** START **

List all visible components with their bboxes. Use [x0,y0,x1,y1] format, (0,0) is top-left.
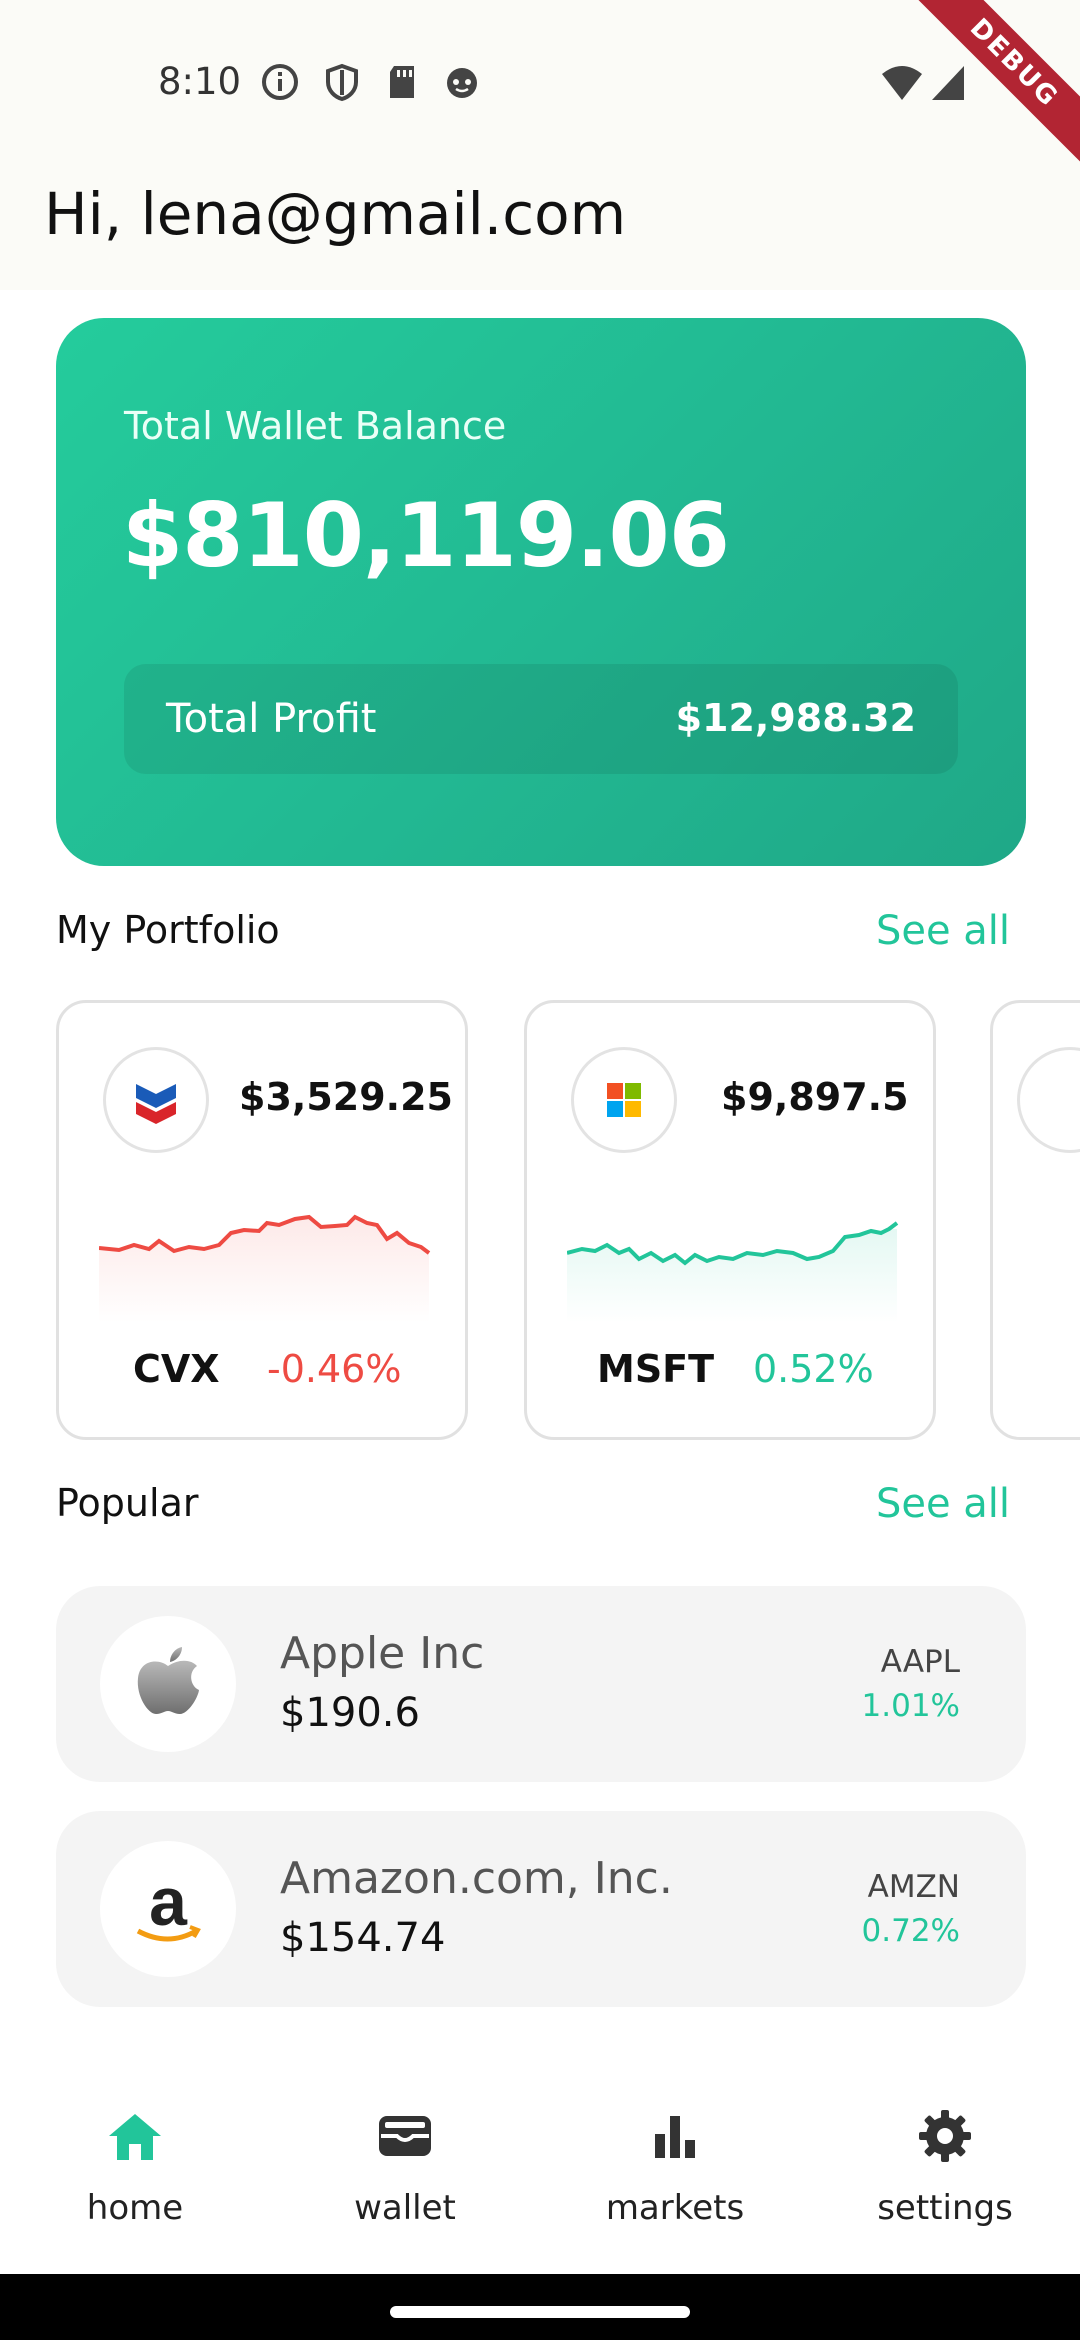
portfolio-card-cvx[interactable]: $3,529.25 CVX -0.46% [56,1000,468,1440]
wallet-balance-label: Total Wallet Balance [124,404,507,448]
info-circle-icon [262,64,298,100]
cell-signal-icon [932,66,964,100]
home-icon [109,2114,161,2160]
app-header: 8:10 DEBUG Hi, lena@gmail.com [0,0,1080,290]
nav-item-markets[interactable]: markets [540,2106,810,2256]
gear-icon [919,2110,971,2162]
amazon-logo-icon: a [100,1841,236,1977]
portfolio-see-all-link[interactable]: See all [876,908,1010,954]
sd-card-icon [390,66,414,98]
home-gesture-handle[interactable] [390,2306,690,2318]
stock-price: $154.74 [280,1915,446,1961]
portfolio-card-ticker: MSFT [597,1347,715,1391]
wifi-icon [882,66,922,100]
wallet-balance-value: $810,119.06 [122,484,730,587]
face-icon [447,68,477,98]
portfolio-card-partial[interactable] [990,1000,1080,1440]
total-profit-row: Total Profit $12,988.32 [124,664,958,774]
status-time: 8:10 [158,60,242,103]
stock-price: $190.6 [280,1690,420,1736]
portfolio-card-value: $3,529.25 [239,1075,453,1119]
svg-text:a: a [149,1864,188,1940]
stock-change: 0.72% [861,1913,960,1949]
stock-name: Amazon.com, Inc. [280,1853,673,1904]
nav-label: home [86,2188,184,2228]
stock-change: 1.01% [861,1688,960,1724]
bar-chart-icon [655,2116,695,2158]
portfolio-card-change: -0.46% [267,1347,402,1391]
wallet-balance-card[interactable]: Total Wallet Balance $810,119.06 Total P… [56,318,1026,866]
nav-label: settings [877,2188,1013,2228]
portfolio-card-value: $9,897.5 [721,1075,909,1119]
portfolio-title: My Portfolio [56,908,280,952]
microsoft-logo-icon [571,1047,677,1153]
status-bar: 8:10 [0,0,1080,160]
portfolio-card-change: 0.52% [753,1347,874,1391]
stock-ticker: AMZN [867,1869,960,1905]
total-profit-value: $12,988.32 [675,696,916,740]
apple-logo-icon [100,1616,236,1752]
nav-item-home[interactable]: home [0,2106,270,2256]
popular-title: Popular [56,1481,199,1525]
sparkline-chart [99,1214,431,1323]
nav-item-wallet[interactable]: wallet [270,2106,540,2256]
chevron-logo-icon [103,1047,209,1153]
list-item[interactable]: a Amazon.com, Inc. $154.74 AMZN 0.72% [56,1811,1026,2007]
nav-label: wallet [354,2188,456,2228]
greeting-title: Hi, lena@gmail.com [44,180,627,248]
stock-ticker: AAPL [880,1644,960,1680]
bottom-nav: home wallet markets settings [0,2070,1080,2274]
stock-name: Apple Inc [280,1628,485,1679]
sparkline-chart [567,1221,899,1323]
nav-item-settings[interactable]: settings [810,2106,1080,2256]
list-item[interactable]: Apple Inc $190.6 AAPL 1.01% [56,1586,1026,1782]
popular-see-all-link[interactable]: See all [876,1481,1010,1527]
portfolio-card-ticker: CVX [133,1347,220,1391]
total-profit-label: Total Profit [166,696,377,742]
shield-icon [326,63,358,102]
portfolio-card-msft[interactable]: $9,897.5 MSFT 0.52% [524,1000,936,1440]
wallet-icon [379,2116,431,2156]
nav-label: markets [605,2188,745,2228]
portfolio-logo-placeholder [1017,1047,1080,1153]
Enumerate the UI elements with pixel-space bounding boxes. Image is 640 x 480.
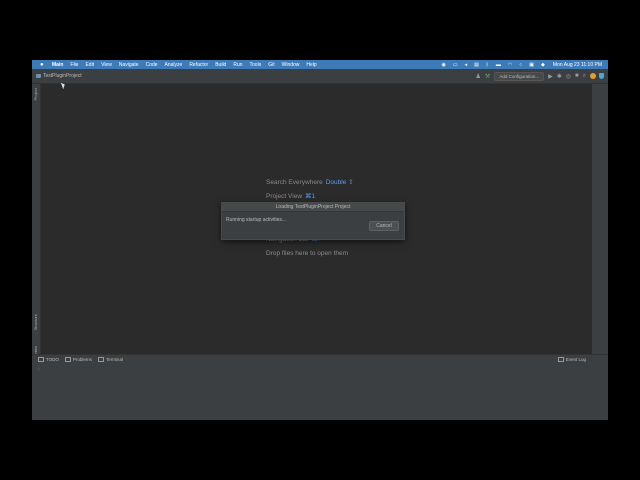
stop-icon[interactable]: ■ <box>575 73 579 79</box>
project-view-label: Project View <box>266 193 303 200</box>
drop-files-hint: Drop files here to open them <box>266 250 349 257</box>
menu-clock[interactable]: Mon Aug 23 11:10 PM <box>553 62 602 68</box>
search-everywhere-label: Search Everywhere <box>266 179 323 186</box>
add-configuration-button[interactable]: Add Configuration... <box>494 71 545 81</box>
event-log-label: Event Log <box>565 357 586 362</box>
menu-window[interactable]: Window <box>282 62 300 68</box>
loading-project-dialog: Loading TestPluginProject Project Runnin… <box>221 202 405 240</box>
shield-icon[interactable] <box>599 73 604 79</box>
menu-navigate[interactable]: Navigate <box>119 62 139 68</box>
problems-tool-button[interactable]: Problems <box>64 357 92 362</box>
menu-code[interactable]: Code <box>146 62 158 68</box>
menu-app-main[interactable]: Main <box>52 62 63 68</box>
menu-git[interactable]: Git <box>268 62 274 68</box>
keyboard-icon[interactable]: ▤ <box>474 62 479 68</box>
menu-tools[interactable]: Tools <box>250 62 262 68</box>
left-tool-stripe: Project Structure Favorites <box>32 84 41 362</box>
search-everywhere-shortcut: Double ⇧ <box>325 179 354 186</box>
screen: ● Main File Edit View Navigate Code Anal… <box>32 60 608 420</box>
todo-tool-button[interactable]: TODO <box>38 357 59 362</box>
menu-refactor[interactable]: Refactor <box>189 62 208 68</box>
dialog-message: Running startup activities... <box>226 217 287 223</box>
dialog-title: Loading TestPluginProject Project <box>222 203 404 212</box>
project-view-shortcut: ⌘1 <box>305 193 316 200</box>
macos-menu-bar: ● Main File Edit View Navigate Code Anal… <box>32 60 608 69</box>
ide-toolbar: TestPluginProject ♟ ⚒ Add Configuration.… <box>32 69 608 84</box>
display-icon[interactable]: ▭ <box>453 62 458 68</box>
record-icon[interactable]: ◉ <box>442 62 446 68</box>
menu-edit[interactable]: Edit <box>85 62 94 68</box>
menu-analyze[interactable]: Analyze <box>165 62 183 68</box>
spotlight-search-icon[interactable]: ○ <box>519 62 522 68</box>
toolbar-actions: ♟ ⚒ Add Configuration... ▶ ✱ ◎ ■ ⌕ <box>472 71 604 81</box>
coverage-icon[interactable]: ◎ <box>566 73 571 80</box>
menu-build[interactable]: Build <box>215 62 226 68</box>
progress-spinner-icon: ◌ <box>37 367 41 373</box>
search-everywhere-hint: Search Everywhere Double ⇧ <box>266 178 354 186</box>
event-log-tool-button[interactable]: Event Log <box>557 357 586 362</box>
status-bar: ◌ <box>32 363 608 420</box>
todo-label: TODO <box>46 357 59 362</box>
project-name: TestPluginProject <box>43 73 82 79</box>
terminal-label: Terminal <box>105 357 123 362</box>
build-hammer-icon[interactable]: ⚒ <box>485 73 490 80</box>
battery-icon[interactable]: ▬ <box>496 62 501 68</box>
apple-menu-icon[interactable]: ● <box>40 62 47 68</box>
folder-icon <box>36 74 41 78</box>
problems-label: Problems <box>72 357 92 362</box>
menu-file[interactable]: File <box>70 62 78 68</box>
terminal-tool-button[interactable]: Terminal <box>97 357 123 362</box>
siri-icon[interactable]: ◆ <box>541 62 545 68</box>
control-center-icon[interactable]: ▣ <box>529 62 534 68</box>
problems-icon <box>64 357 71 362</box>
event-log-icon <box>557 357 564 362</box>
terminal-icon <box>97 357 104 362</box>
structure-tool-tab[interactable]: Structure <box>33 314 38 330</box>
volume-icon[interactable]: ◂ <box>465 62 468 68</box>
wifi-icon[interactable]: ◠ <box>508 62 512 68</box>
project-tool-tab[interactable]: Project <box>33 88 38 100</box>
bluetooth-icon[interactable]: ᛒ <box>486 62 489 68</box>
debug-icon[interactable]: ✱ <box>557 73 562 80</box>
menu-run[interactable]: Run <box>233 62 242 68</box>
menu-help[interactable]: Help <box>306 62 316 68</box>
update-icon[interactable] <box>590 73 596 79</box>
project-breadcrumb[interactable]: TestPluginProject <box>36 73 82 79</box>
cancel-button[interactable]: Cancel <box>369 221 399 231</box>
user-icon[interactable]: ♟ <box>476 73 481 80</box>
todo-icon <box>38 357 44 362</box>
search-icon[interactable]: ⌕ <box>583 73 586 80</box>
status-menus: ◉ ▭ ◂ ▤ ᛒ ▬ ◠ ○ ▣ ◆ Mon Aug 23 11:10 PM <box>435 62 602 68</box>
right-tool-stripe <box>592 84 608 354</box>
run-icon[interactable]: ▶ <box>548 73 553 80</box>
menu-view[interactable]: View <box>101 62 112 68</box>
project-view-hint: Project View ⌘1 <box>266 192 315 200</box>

** END **

Set problem >>
Can you copy the stretch of rows above from the one containing "stop-icon[interactable]: ■ <box>575" through the one containing "menu-clock[interactable]: Mon Aug", keeping every character the same?

The reply >>
stop-icon[interactable]: ■ <box>575 73 579 79</box>
project-view-label: Project View <box>266 193 303 200</box>
drop-files-hint: Drop files here to open them <box>266 250 349 257</box>
menu-clock[interactable]: Mon Aug 23 11:10 PM <box>553 62 602 68</box>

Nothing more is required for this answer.